▸ **What this task involves**:
Copy each line of the records that contains the word "Vorwälder".

**** Dataset rows

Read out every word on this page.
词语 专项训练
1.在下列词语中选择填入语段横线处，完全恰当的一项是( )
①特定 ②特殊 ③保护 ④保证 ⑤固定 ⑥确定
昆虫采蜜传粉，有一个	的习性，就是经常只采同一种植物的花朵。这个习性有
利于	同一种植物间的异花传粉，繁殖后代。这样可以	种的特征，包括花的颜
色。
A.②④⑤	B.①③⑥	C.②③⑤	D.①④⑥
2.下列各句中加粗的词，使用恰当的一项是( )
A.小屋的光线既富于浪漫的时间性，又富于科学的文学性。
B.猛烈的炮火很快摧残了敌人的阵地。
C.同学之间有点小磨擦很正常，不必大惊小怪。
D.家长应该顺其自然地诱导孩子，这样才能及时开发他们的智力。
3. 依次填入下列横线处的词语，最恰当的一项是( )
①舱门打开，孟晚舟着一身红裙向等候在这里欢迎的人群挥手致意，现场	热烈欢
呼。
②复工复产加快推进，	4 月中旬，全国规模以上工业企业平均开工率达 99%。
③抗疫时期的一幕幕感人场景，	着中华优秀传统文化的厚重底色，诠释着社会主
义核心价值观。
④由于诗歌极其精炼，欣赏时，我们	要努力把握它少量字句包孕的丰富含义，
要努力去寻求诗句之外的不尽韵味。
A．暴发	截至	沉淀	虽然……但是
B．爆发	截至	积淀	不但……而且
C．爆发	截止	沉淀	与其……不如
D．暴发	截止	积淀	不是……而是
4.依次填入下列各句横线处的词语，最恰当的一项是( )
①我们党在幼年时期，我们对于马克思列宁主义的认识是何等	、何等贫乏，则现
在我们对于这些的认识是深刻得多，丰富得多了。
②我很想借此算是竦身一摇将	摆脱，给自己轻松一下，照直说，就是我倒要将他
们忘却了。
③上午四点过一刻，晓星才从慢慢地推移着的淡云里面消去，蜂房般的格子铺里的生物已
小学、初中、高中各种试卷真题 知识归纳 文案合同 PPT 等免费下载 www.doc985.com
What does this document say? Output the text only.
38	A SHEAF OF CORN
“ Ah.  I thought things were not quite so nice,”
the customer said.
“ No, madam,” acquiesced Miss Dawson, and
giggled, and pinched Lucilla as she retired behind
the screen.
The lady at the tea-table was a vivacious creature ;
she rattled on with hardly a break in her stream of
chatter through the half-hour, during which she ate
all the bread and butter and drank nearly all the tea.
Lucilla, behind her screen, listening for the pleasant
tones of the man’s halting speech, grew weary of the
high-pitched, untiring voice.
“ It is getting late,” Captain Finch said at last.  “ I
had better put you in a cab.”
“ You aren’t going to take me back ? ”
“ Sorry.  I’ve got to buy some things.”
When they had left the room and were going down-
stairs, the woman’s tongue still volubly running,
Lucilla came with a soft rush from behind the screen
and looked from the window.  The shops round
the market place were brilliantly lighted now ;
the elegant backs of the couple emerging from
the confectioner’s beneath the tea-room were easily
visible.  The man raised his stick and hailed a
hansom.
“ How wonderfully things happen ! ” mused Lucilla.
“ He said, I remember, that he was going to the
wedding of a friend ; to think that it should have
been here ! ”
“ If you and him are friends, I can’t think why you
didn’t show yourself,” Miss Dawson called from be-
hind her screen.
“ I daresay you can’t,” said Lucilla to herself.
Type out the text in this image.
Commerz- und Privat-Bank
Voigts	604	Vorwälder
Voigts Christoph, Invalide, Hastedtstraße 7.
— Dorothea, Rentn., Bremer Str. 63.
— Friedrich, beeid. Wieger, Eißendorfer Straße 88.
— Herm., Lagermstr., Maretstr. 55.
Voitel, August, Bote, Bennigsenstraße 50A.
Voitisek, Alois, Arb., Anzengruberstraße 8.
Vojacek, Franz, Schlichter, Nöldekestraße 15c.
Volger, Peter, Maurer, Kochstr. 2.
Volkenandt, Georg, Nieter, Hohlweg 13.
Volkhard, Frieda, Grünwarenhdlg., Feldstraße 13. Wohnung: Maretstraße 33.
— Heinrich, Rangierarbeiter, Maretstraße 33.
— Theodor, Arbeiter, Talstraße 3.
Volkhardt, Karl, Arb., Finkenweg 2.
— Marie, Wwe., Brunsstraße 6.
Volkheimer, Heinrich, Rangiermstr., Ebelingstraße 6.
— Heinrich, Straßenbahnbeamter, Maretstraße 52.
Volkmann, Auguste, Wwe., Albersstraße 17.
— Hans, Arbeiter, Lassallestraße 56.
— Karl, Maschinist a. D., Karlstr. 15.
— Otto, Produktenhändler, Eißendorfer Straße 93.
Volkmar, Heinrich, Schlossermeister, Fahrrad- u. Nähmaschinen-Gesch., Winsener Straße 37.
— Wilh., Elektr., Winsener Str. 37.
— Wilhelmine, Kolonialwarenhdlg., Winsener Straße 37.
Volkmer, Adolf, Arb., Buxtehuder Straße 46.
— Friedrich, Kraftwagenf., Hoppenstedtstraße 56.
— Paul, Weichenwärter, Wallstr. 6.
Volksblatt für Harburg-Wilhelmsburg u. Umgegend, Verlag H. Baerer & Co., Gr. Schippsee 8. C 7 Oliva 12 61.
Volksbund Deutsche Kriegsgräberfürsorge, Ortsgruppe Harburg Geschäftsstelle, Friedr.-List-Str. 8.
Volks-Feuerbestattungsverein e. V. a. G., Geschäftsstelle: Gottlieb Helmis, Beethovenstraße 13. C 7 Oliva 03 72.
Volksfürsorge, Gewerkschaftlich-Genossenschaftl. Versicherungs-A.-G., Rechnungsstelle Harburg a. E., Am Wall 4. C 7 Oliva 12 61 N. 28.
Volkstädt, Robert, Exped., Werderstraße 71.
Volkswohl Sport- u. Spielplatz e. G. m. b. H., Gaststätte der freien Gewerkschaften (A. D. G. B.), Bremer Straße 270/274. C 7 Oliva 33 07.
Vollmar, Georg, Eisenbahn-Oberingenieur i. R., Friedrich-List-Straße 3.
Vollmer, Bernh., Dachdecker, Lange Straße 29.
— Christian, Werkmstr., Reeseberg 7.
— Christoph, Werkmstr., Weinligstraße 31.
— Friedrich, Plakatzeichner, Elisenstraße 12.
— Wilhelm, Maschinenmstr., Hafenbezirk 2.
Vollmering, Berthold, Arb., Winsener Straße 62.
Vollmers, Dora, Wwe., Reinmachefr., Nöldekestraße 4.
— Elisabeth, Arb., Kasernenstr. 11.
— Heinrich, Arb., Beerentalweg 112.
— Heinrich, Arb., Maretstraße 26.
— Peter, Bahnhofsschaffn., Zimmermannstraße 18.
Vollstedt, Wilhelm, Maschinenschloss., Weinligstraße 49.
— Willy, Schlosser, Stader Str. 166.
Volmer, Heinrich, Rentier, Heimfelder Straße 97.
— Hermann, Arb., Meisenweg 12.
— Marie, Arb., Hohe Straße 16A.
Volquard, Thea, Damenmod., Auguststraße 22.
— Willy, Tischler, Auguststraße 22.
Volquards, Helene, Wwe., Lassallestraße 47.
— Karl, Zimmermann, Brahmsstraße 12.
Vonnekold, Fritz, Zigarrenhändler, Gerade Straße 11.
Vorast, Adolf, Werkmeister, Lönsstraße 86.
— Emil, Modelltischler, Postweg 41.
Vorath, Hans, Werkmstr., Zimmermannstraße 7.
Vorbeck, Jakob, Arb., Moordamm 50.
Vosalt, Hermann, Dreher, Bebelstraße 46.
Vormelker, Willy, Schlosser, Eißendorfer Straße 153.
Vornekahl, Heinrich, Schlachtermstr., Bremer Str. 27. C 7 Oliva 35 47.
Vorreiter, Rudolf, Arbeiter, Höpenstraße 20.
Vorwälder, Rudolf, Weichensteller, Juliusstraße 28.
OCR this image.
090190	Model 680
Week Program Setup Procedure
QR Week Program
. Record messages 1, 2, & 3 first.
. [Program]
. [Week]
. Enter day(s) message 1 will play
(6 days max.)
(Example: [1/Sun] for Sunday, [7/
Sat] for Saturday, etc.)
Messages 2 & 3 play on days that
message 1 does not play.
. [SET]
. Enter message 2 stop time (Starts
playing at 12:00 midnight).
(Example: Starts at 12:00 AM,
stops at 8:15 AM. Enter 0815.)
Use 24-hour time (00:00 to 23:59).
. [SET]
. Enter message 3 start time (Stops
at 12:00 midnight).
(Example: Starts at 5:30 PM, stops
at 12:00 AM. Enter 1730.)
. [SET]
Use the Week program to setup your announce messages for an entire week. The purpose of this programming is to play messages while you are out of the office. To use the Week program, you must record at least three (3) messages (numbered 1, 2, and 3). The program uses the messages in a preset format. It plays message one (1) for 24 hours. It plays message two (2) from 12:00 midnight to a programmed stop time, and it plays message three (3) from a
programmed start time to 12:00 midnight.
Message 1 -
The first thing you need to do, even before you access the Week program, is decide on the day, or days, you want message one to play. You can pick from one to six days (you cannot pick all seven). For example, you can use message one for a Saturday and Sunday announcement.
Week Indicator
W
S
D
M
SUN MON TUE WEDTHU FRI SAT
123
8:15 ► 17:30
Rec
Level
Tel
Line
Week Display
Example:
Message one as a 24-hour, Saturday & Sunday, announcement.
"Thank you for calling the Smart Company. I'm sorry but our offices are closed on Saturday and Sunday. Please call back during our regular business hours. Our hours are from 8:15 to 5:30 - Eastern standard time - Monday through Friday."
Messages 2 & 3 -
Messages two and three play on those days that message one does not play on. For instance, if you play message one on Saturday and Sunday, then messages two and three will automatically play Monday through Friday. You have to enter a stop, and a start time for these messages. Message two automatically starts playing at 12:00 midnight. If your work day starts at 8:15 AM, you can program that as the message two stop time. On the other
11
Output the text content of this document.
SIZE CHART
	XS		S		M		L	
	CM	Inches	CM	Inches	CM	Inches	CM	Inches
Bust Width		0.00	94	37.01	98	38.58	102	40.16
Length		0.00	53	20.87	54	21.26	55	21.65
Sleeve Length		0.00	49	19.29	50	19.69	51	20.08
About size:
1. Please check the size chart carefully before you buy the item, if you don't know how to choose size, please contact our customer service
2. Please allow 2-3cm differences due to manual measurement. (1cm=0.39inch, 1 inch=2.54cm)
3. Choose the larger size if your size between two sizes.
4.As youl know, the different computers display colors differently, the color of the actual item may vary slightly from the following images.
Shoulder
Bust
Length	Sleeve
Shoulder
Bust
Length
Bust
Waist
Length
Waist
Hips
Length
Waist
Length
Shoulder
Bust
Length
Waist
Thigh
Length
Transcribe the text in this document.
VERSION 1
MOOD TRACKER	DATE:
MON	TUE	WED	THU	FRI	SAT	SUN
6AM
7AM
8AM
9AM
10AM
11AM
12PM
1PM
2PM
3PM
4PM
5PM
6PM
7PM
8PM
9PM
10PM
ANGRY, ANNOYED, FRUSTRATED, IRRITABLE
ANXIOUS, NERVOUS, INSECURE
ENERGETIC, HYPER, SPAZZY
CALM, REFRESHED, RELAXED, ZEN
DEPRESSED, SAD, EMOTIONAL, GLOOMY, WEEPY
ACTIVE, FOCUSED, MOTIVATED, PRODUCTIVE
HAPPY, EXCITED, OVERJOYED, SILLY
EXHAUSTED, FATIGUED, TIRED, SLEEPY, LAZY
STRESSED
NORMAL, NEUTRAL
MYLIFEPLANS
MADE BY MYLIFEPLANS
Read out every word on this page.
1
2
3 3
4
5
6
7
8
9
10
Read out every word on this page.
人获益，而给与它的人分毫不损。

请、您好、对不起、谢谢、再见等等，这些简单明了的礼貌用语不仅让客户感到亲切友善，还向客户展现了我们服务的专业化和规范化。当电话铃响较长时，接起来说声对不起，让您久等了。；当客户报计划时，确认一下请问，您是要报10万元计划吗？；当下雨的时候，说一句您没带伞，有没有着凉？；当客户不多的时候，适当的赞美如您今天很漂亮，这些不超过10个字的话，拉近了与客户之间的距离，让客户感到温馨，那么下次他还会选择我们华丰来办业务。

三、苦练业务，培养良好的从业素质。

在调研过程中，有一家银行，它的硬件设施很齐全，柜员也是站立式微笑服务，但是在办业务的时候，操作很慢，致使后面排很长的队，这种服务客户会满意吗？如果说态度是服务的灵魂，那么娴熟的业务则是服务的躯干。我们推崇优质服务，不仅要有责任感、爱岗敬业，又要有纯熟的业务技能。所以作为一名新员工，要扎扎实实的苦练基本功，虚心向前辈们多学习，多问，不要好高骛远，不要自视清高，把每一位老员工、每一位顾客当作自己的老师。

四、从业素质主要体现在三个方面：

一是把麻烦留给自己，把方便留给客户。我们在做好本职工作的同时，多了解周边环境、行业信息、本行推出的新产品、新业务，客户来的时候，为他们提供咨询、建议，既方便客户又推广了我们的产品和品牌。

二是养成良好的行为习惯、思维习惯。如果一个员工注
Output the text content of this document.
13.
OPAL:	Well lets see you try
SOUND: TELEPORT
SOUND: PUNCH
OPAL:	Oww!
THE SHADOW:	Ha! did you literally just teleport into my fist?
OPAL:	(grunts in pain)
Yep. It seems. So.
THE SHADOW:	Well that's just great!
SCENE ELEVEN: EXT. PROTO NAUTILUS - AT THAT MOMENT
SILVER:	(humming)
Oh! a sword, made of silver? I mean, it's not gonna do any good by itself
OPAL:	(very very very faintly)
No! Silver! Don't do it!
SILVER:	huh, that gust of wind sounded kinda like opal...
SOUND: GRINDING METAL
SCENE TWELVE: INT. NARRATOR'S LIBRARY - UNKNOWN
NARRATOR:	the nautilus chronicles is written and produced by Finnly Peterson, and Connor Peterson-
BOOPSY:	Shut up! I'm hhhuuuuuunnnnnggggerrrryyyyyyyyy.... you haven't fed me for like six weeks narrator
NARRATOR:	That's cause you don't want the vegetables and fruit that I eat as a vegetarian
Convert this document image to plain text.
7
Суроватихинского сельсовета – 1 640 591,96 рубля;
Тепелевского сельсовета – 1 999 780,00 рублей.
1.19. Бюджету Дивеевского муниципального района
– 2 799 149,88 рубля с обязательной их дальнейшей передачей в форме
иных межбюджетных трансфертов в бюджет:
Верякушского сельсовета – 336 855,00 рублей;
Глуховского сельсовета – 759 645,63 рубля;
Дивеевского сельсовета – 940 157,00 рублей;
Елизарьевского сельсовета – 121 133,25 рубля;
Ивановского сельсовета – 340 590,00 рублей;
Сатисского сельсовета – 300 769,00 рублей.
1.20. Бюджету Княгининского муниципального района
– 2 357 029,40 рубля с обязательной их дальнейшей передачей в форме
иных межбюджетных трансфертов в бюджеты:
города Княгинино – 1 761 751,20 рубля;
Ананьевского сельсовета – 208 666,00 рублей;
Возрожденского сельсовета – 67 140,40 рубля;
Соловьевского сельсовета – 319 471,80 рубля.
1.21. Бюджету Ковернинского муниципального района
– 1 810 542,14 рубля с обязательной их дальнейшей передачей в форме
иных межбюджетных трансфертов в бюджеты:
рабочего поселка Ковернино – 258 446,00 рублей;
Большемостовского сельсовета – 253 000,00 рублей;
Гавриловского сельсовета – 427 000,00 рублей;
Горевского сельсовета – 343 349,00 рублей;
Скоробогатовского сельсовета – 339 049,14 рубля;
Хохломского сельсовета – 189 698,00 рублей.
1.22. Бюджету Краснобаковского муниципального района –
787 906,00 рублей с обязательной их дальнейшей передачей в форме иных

********

▸ **Answer**:
Voigts	604	Vorwälder
Vorwälder, Rudolf, Weichensteller, Juliusstraße 28.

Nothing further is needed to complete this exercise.